Start of Supplied passage

But Mr. Rove is currently employed by the Wall Street Journal's Editorial page. Relatively recently, the Wall Street Journal was purchased by an equally full of shit neocon lunatic, Australian media titan Rupert Murdoch. Yes, the same Rupert Murdoch who owns Fox News. On the surface, it seems to make sense that Murdoch would re-make the Journal in his own image and hire a first class false counselor like Rove. But not so fast.
When the Bancroft family sold the Journal to Murdoch as part of a merger between Dow Jones and Co. and Murdoch's News Corporation, they had but one stipulation: that the editorial page, helmed by the always restrained Paul Gigot, would retain complete independance. And so it has.
So why does Gigot allow Rove to use his precious pages to masturbate openly about the virtues of George W. Bush? Certainly even the most dedicated supporter of our second shrub president cannot agree with this gem, published this morning:
"Mr. Bush was right to match tax cuts with spending restraint. This is a source of dispute, especially among conservatives, but the record is there to see. Bill Clinton's last budget increased domestic nonsecurity discretionary spending by 16%. Mr. Bush cut that to 6.2% growth in his first budget, 5.5% in his second, 4.3% in his third, 2.2% in his fourth, and then below inflation, on average, since. That isn't the sum total of the fiscal record, of course -- but it's a key part of it."

End of Supplied passage
Start of Dataset

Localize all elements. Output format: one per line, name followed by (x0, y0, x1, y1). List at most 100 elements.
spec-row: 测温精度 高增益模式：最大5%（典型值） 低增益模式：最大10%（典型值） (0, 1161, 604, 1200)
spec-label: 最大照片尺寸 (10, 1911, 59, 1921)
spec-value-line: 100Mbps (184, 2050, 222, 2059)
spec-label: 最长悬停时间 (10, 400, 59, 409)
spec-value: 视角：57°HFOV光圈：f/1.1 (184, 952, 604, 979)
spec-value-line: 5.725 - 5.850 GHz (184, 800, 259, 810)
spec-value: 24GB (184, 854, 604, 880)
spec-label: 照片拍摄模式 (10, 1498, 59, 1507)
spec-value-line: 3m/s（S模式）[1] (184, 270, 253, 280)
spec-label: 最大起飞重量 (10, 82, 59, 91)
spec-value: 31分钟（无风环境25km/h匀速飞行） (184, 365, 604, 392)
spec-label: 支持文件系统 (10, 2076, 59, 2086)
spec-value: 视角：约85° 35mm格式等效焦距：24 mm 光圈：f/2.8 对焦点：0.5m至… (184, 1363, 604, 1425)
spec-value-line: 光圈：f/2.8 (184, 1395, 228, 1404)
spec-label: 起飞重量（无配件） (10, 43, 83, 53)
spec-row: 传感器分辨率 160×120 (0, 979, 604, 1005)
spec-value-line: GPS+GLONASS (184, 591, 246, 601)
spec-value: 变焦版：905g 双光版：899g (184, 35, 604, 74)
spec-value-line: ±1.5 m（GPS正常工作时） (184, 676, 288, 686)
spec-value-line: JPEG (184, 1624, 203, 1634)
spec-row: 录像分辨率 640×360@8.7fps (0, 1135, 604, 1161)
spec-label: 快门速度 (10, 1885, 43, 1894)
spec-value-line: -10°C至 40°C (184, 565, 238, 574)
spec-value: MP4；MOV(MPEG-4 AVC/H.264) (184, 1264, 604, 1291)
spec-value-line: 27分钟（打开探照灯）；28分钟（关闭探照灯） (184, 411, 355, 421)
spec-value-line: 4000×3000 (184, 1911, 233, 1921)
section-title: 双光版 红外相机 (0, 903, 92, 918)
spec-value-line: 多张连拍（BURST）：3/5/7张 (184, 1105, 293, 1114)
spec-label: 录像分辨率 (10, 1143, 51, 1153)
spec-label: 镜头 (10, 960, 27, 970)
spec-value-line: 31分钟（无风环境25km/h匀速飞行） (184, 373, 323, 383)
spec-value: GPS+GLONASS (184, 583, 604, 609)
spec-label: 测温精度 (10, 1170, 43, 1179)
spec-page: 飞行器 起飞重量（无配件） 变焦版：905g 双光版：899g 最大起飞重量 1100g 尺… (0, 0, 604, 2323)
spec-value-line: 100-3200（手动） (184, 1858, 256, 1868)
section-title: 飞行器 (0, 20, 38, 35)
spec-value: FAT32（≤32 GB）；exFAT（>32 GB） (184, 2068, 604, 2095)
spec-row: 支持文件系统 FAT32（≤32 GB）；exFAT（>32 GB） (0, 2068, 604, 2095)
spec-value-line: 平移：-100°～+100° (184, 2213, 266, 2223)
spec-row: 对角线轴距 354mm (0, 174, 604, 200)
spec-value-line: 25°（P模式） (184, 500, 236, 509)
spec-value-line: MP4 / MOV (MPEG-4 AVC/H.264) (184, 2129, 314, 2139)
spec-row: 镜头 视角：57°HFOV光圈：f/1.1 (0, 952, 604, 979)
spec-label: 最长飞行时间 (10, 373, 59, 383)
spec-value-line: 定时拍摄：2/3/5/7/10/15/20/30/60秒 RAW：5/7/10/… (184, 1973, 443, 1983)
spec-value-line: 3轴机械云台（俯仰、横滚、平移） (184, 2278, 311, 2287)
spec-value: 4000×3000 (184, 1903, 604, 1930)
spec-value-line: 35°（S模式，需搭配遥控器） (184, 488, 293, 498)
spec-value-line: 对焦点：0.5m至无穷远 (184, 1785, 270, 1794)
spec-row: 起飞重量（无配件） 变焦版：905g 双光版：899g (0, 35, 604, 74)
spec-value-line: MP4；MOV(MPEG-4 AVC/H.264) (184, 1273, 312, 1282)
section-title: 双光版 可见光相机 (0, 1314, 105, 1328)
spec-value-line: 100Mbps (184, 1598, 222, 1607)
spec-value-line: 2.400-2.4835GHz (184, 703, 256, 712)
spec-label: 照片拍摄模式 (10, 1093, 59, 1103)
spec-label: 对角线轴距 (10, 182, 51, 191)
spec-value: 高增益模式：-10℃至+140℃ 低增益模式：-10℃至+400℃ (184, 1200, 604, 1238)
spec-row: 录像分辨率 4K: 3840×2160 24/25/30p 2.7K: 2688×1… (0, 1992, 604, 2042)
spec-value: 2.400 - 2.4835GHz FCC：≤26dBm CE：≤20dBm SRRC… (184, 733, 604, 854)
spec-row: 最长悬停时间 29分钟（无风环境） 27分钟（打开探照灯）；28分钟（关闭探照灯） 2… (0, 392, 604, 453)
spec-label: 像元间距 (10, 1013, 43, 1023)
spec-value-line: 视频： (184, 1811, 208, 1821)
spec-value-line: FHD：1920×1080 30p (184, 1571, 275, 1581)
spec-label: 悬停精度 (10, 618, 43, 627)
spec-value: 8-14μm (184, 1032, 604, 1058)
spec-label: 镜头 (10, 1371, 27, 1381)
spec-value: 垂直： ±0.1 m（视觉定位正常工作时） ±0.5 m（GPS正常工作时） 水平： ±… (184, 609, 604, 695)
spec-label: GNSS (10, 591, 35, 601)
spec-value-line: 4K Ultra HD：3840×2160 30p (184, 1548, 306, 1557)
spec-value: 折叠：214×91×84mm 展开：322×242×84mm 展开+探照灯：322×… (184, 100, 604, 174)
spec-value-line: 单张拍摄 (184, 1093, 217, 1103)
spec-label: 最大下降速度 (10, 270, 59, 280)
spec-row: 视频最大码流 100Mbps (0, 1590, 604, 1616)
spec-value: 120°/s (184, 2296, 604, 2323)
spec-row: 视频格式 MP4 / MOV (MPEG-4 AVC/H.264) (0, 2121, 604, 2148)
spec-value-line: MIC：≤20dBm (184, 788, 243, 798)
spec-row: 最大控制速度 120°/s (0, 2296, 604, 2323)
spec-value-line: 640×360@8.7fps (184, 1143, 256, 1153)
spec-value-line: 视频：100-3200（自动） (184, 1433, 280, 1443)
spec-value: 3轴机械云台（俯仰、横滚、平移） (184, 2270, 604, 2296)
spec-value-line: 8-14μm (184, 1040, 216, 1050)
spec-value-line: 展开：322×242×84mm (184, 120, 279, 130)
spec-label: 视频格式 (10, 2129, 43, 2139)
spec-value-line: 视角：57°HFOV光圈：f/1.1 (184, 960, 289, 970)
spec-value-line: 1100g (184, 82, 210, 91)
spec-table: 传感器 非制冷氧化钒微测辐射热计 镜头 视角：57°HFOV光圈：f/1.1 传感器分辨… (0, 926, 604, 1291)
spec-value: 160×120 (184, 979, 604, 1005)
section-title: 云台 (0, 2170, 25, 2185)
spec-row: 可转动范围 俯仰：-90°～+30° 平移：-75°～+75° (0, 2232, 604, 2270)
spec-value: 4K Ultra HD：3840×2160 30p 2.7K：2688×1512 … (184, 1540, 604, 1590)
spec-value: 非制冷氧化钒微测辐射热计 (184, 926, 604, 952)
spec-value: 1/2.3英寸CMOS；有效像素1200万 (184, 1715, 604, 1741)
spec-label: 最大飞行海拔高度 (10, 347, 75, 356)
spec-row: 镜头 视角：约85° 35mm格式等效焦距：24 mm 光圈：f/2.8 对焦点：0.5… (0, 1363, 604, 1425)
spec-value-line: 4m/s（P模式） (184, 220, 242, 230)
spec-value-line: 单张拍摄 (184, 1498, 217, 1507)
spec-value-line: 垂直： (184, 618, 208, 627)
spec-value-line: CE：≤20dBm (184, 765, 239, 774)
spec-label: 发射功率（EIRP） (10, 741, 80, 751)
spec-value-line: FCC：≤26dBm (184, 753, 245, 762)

End of Dataset

### About this exercise
Continue the piece about Mr. Rove and the Wall Street Journal's editorial page from where it stops.

### Answer
Spending restraint? Bush spent like a drunken sailor, turning a budget surplus into a record deficit, driving us into debt that our children's children will be paying off most of their lives. Rove pretends that "nondiscretionary domestic" spending is some kind of yardstick of restraint. Let me translate that for you: Bush spend trillions in Iraq in a semi-private military operation so rife with corruption and waste that American taxpayers were blowing $200 on a load of soldier's laundry. But because he CUT the rate of spending growth here at home, on roads, schools and hospitals, we're supposed to belief he was a spendthrift conservative with our fiscal interest at heart? Spare me.
Try this other piece of ridiculous hyperbole:
"Mr. Bush was right to pass No Child Left Behind (NCLB), requiring states to set up tough accountability systems that measure every child's progress at school. As a result, reading and math scores have risen more in the last five years since NCLB than in the prior 28 years.
He was right to stand for a culture of life. And he was right to appoint conservative judges who strictly interpret the Constitution."
Let's play a little hypothetical. Say you're the principle of Ghetto Elementary. Your students aren't scoring to the NCLB standards and you face a crippling funding cut that will make running your school nigh impossible. What do you do? You teach to the test. You focus on strategies to improve student test scores, instead of teaching them the subjects they need to advance to higher education.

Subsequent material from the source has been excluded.